(Data records)
========================================

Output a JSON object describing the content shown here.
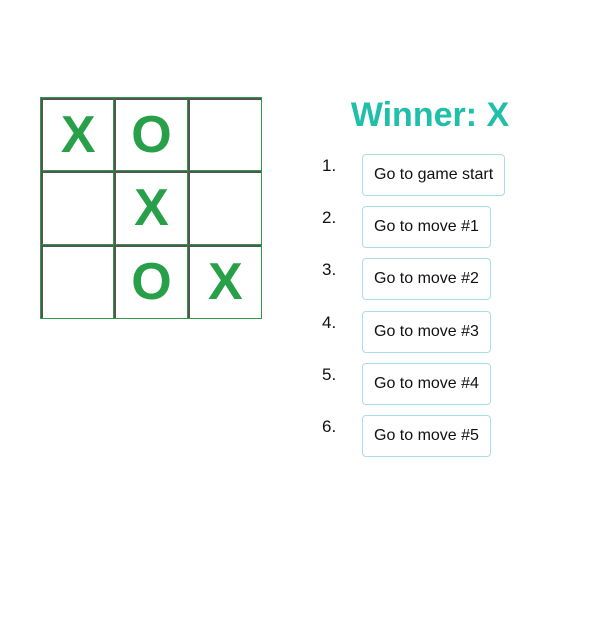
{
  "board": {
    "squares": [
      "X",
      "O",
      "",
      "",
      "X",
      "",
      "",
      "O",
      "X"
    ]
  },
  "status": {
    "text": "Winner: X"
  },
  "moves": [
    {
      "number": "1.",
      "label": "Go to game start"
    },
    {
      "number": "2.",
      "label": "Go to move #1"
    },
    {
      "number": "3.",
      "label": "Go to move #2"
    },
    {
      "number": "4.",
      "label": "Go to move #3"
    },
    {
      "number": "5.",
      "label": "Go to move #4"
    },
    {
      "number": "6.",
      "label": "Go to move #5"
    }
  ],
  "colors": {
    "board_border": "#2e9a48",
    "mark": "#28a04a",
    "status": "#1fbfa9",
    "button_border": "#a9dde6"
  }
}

========================================

Output every entry exactly as given; pictures are not part of the copy.

ANSWER TO THIS EXERCISE —
Output a JSON object describing the content shown here.
{
  "board": {
    "squares": [
      "X",
      "O",
      "",
      "",
      "X",
      "",
      "",
      "O",
      "X"
    ]
  },
  "status": {
    "text": "Winner: X"
  },
  "moves": [
    {
      "number": "1.",
      "label": "Go to game start"
    },
    {
      "number": "2.",
      "label": "Go to move #1"
    },
    {
      "number": "3.",
      "label": "Go to move #2"
    },
    {
      "number": "4.",
      "label": "Go to move #3"
    },
    {
      "number": "5.",
      "label": "Go to move #4"
    },
    {
      "number": "6.",
      "label": "Go to move #5"
    }
  ],
  "colors": {
    "board_border": "#2e9a48",
    "mark": "#28a04a",
    "status": "#1fbfa9",
    "button_border": "#a9dde6"
  }
}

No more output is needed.